**Challenge:** Each record that follows should be repeated exactly, minus any images.

**Records for the task:**

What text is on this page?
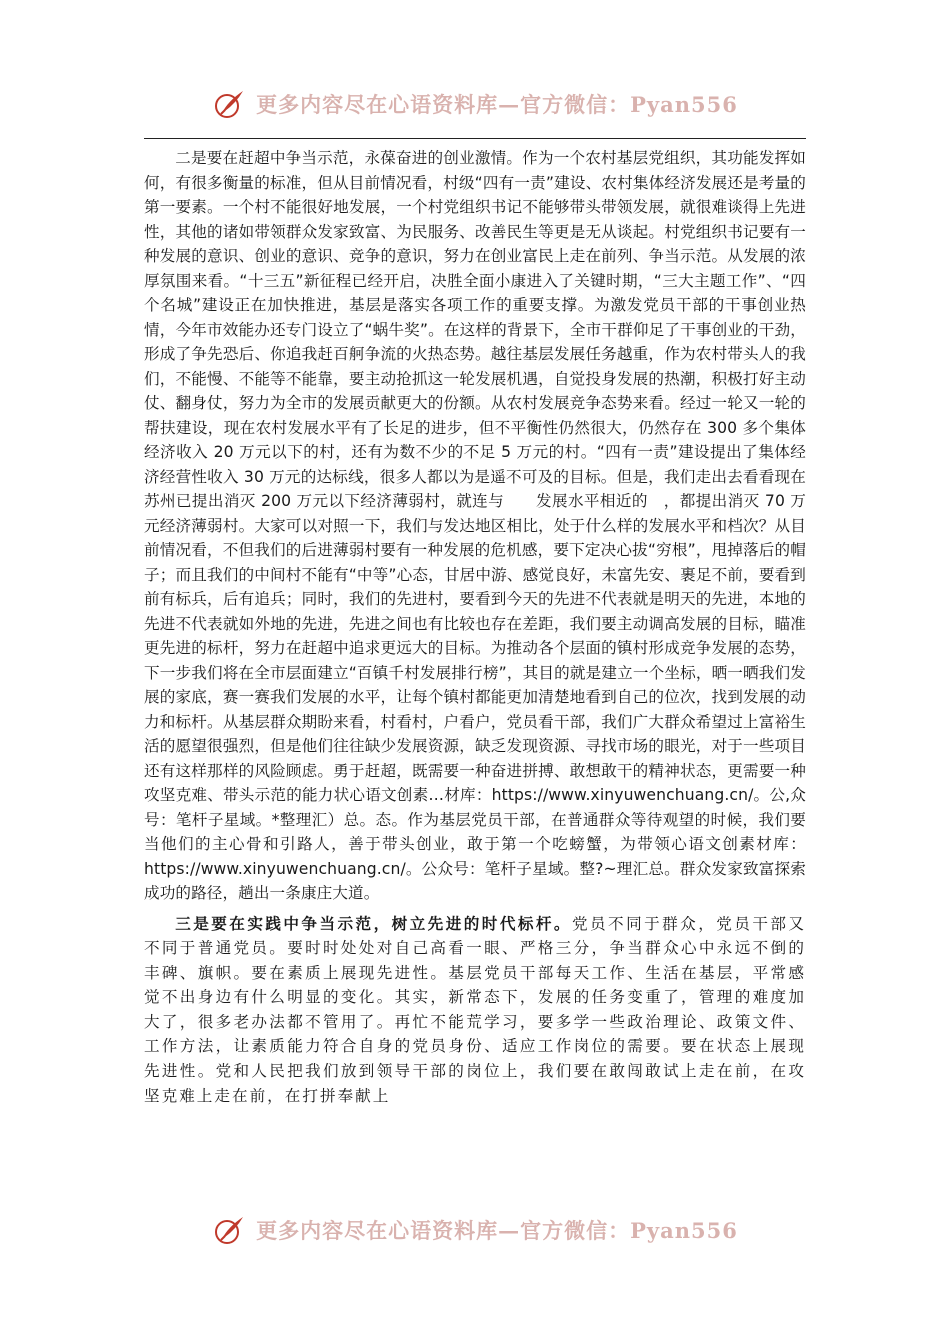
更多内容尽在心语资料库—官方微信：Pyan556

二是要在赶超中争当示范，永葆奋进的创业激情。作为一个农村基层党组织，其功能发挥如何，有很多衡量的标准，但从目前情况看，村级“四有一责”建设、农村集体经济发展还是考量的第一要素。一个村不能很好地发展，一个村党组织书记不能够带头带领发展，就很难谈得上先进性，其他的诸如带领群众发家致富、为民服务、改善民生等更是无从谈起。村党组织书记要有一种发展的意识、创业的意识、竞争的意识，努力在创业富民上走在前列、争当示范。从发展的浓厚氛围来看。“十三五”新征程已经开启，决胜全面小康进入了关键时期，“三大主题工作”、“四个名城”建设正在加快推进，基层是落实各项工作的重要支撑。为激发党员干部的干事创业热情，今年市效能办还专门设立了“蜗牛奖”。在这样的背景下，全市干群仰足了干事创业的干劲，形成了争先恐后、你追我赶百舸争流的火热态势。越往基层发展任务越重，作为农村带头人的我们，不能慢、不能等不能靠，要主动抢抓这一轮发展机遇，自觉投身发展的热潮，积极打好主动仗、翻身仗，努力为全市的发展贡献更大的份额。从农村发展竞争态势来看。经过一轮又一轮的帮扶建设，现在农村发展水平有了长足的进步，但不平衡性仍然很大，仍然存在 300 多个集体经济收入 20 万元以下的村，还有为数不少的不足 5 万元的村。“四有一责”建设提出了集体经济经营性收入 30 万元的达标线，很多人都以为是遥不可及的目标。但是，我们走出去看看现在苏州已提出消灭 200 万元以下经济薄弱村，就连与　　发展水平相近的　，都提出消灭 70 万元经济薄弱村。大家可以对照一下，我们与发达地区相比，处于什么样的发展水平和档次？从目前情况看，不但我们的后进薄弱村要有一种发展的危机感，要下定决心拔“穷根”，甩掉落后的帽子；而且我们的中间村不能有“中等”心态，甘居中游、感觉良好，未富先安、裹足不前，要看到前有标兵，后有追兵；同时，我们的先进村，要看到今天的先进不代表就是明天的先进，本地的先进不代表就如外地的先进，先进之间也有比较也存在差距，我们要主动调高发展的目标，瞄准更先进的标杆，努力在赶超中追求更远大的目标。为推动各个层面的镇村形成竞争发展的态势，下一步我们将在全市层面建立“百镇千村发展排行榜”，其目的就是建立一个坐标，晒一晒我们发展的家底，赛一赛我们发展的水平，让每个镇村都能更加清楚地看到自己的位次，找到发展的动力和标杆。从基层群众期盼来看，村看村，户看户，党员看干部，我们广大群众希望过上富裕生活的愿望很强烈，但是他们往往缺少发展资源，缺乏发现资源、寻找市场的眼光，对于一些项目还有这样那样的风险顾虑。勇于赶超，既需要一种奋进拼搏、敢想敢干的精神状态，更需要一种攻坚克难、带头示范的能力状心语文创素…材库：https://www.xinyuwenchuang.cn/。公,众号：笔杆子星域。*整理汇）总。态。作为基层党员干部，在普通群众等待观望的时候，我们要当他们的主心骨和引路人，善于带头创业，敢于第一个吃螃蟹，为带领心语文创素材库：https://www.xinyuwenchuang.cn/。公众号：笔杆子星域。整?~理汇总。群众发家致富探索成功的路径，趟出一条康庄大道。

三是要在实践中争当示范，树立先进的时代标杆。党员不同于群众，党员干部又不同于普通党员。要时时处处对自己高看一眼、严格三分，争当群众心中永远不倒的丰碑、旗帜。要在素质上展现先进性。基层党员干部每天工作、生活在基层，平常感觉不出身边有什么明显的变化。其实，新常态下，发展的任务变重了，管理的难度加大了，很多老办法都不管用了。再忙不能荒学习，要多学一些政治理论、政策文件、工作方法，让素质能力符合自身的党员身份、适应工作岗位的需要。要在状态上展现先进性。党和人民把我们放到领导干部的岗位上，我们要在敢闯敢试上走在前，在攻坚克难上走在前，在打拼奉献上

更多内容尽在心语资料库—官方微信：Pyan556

**Response to this task:**
What text is on this page?
更多内容尽在心语资料库—官方微信：Pyan556

二是要在赶超中争当示范，永葆奋进的创业激情。作为一个农村基层党组织，其功能发挥如何，有很多衡量的标准，但从目前情况看，村级“四有一责”建设、农村集体经济发展还是考量的第一要素。一个村不能很好地发展，一个村党组织书记不能够带头带领发展，就很难谈得上先进性，其他的诸如带领群众发家致富、为民服务、改善民生等更是无从谈起。村党组织书记要有一种发展的意识、创业的意识、竞争的意识，努力在创业富民上走在前列、争当示范。从发展的浓厚氛围来看。“十三五”新征程已经开启，决胜全面小康进入了关键时期，“三大主题工作”、“四个名城”建设正在加快推进，基层是落实各项工作的重要支撑。为激发党员干部的干事创业热情，今年市效能办还专门设立了“蜗牛奖”。在这样的背景下，全市干群仰足了干事创业的干劲，形成了争先恐后、你追我赶百舸争流的火热态势。越往基层发展任务越重，作为农村带头人的我们，不能慢、不能等不能靠，要主动抢抓这一轮发展机遇，自觉投身发展的热潮，积极打好主动仗、翻身仗，努力为全市的发展贡献更大的份额。从农村发展竞争态势来看。经过一轮又一轮的帮扶建设，现在农村发展水平有了长足的进步，但不平衡性仍然很大，仍然存在 300 多个集体经济收入 20 万元以下的村，还有为数不少的不足 5 万元的村。“四有一责”建设提出了集体经济经营性收入 30 万元的达标线，很多人都以为是遥不可及的目标。但是，我们走出去看看现在苏州已提出消灭 200 万元以下经济薄弱村，就连与　　发展水平相近的　，都提出消灭 70 万元经济薄弱村。大家可以对照一下，我们与发达地区相比，处于什么样的发展水平和档次？从目前情况看，不但我们的后进薄弱村要有一种发展的危机感，要下定决心拔“穷根”，甩掉落后的帽子；而且我们的中间村不能有“中等”心态，甘居中游、感觉良好，未富先安、裹足不前，要看到前有标兵，后有追兵；同时，我们的先进村，要看到今天的先进不代表就是明天的先进，本地的先进不代表就如外地的先进，先进之间也有比较也存在差距，我们要主动调高发展的目标，瞄准更先进的标杆，努力在赶超中追求更远大的目标。为推动各个层面的镇村形成竞争发展的态势，下一步我们将在全市层面建立“百镇千村发展排行榜”，其目的就是建立一个坐标，晒一晒我们发展的家底，赛一赛我们发展的水平，让每个镇村都能更加清楚地看到自己的位次，找到发展的动力和标杆。从基层群众期盼来看，村看村，户看户，党员看干部，我们广大群众希望过上富裕生活的愿望很强烈，但是他们往往缺少发展资源，缺乏发现资源、寻找市场的眼光，对于一些项目还有这样那样的风险顾虑。勇于赶超，既需要一种奋进拼搏、敢想敢干的精神状态，更需要一种攻坚克难、带头示范的能力状心语文创素…材库：https://www.xinyuwenchuang.cn/。公,众号：笔杆子星域。*整理汇）总。态。作为基层党员干部，在普通群众等待观望的时候，我们要当他们的主心骨和引路人，善于带头创业，敢于第一个吃螃蟹，为带领心语文创素材库：https://www.xinyuwenchuang.cn/。公众号：笔杆子星域。整?~理汇总。群众发家致富探索成功的路径，趟出一条康庄大道。

三是要在实践中争当示范，树立先进的时代标杆。党员不同于群众，党员干部又不同于普通党员。要时时处处对自己高看一眼、严格三分，争当群众心中永远不倒的丰碑、旗帜。要在素质上展现先进性。基层党员干部每天工作、生活在基层，平常感觉不出身边有什么明显的变化。其实，新常态下，发展的任务变重了，管理的难度加大了，很多老办法都不管用了。再忙不能荒学习，要多学一些政治理论、政策文件、工作方法，让素质能力符合自身的党员身份、适应工作岗位的需要。要在状态上展现先进性。党和人民把我们放到领导干部的岗位上，我们要在敢闯敢试上走在前，在攻坚克难上走在前，在打拼奉献上

更多内容尽在心语资料库—官方微信：Pyan556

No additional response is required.